##### Exercise inputs #####

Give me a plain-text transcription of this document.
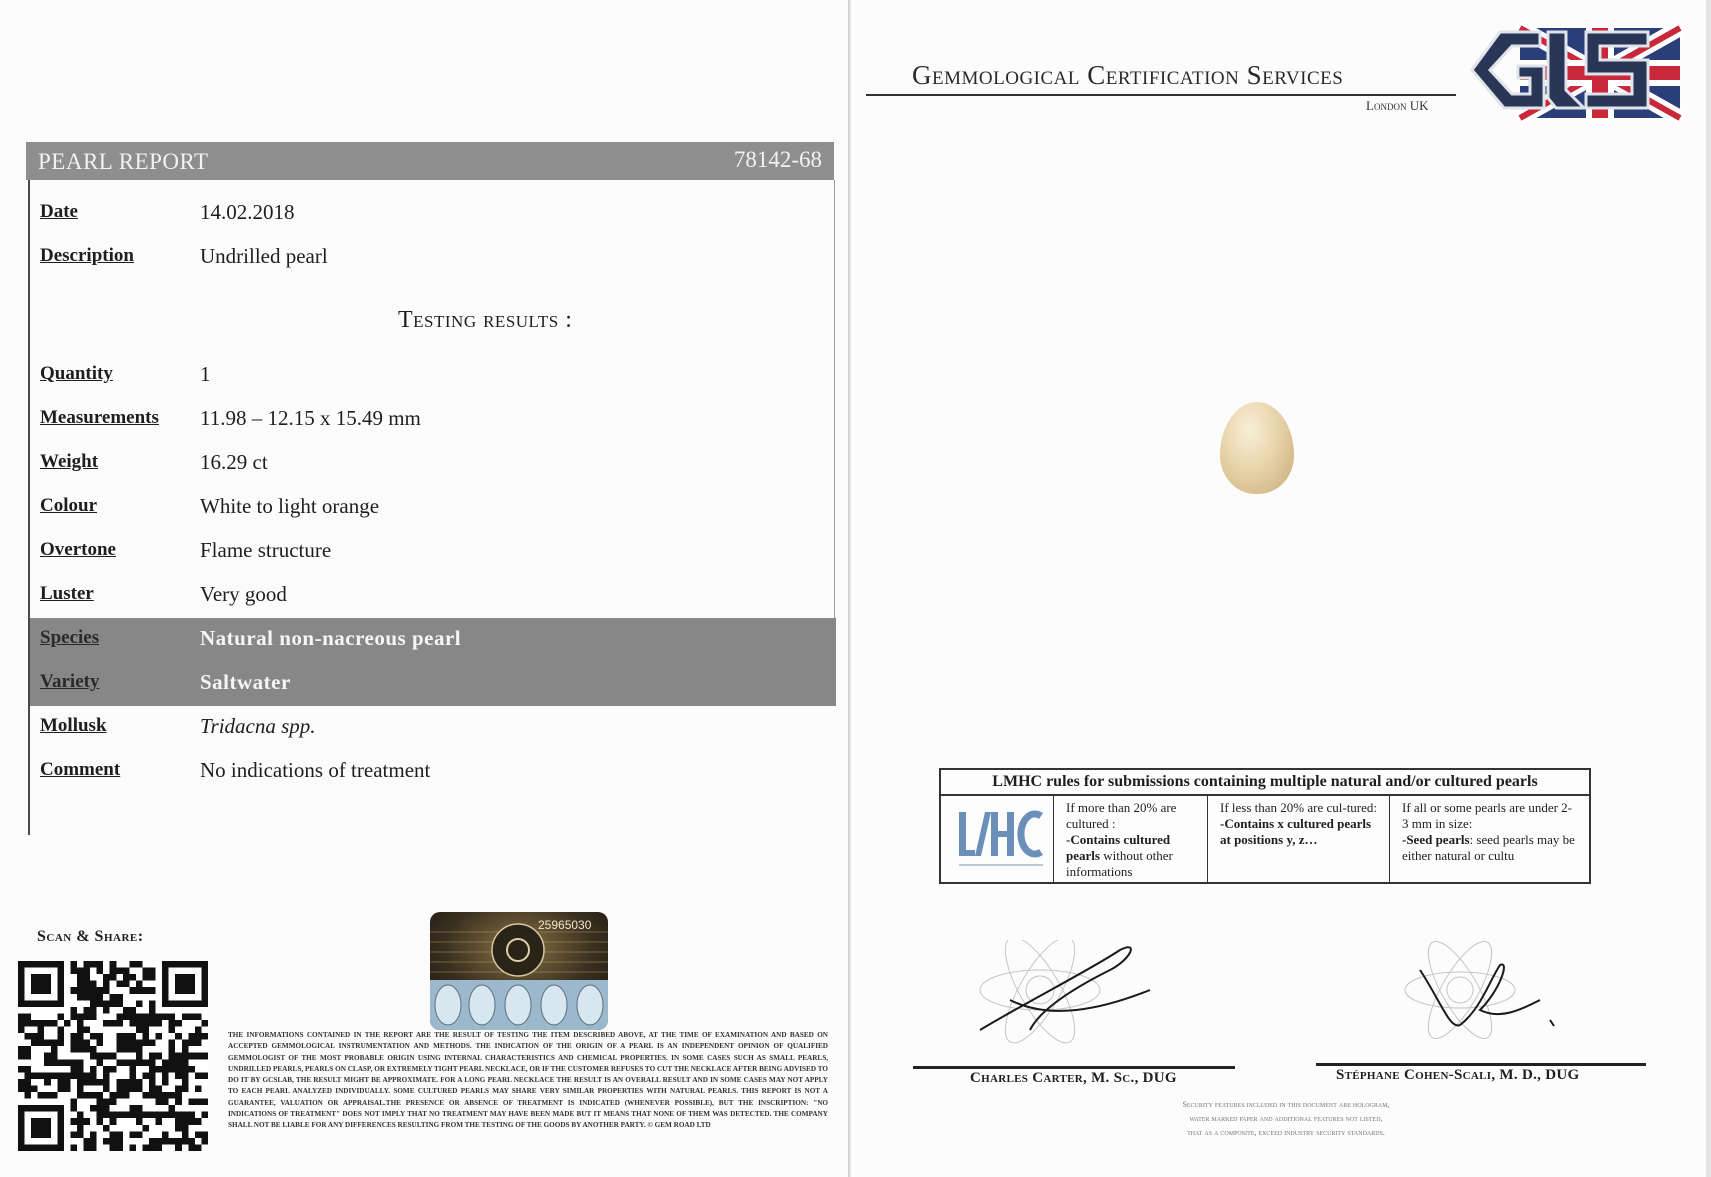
PEARL REPORT	78142-68
Date	14.02.2018
Description	Undrilled pearl
Testing results :
Quantity	1
Measurements 11.98 – 12.15 x 15.49 mm
Weight	16.29 ct
Colour	White to light orange
Overtone	Flame structure
Luster	Very good
Species	Natural non-nacreous pearl
Variety	Saltwater
Mollusk	Tridacna spp.
Comment	No indications of treatment
Scan & Share:
25965030
THE INFORMATIONS CONTAINED IN THE REPORT ARE THE RESULT OF TESTING THE ITEM DESCRIBED ABOVE, AT THE TIME OF EXAMINATION AND BASED ON ACCEPTED GEMMOLOGICAL INSTRUMENTATION AND METHODS. THE INDICATION OF THE ORIGIN OF A PEARL IS AN INDEPENDENT OPINION OF QUALIFIED GEMMOLOGIST OF THE MOST PROBABLE ORIGIN USING INTERNAL CHARACTERISTICS AND CHEMICAL PROPERTIES. IN SOME CASES SUCH AS SMALL PEARLS, UNDRILLED PEARLS, PEARLS ON CLASP, OR EXTREMELY TIGHT PEARL NECKLACE, OR IF THE CUSTOMER REFUSES TO CUT THE NECKLACE AFTER BEING ADVISED TO DO IT BY GCSLAB, THE RESULT MIGHT BE APPROXIMATE. FOR A LONG PEARL NECKLACE THE RESULT IS AN OVERALL RESULT AND IN SOME CASES MAY NOT APPLY TO EACH PEARL ANALYZED INDIVIDUALLY. SOME CULTURED PEARLS MAY SHARE VERY SIMILAR PROPERTIES WITH NATURAL PEARLS. THIS REPORT IS NOT A GUARANTEE, VALUATION OR APPRAISAL.THE PRESENCE OR ABSENCE OF TREATMENT IS INDICATED (WHENEVER POSSIBLE), BUT THE INSCRIPTION: "NO INDICATIONS OF TREATMENT" DOES NOT IMPLY THAT NO TREATMENT MAY HAVE BEEN MADE BUT IT MEANS THAT NONE OF THEM WAS DETECTED. THE COMPANY SHALL NOT BE LIABLE FOR ANY DIFFERENCES RESULTING FROM THE TESTING OF THE GOODS BY ANOTHER PARTY. © GEM ROAD LTD
Gemmological Certification Services
London UK
LMHC rules for submissions containing multiple natural and/or cultured pearls
If more than 20% are cultured :
-Contains cultured pearls without other informations
If less than 20% are cul-tured:
-Contains x cultured pearls at positions y, z…
If all or some pearls are under 2-3 mm in size:
-Seed pearls: seed pearls may be either natural or cultu
Charles Carter, M. Sc., DUG	Stéphane Cohen-Scali, M. D., DUG
Security features included in this document are hologram,
water marked paper and additional features not listed,
that as a composite, exceed industry security standards.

#####

- Your task -
Exactly reproduce each record, leaving out any pictures.

- Answer for this exercise -
Give me a plain-text transcription of this document.
PEARL REPORT	78142-68
Date	14.02.2018
Description	Undrilled pearl
Testing results :
Quantity	1
Measurements 11.98 – 12.15 x 15.49 mm
Weight	16.29 ct
Colour	White to light orange
Overtone	Flame structure
Luster	Very good
Species	Natural non-nacreous pearl
Variety	Saltwater
Mollusk	Tridacna spp.
Comment	No indications of treatment
Scan & Share:
25965030
THE INFORMATIONS CONTAINED IN THE REPORT ARE THE RESULT OF TESTING THE ITEM DESCRIBED ABOVE, AT THE TIME OF EXAMINATION AND BASED ON ACCEPTED GEMMOLOGICAL INSTRUMENTATION AND METHODS. THE INDICATION OF THE ORIGIN OF A PEARL IS AN INDEPENDENT OPINION OF QUALIFIED GEMMOLOGIST OF THE MOST PROBABLE ORIGIN USING INTERNAL CHARACTERISTICS AND CHEMICAL PROPERTIES. IN SOME CASES SUCH AS SMALL PEARLS, UNDRILLED PEARLS, PEARLS ON CLASP, OR EXTREMELY TIGHT PEARL NECKLACE, OR IF THE CUSTOMER REFUSES TO CUT THE NECKLACE AFTER BEING ADVISED TO DO IT BY GCSLAB, THE RESULT MIGHT BE APPROXIMATE. FOR A LONG PEARL NECKLACE THE RESULT IS AN OVERALL RESULT AND IN SOME CASES MAY NOT APPLY TO EACH PEARL ANALYZED INDIVIDUALLY. SOME CULTURED PEARLS MAY SHARE VERY SIMILAR PROPERTIES WITH NATURAL PEARLS. THIS REPORT IS NOT A GUARANTEE, VALUATION OR APPRAISAL.THE PRESENCE OR ABSENCE OF TREATMENT IS INDICATED (WHENEVER POSSIBLE), BUT THE INSCRIPTION: "NO INDICATIONS OF TREATMENT" DOES NOT IMPLY THAT NO TREATMENT MAY HAVE BEEN MADE BUT IT MEANS THAT NONE OF THEM WAS DETECTED. THE COMPANY SHALL NOT BE LIABLE FOR ANY DIFFERENCES RESULTING FROM THE TESTING OF THE GOODS BY ANOTHER PARTY. © GEM ROAD LTD
Gemmological Certification Services
London UK
LMHC rules for submissions containing multiple natural and/or cultured pearls
If more than 20% are cultured :
-Contains cultured pearls without other informations
If less than 20% are cul-tured:
-Contains x cultured pearls at positions y, z…
If all or some pearls are under 2-3 mm in size:
-Seed pearls: seed pearls may be either natural or cultu
Charles Carter, M. Sc., DUG	Stéphane Cohen-Scali, M. D., DUG
Security features included in this document are hologram,
water marked paper and additional features not listed,
that as a composite, exceed industry security standards.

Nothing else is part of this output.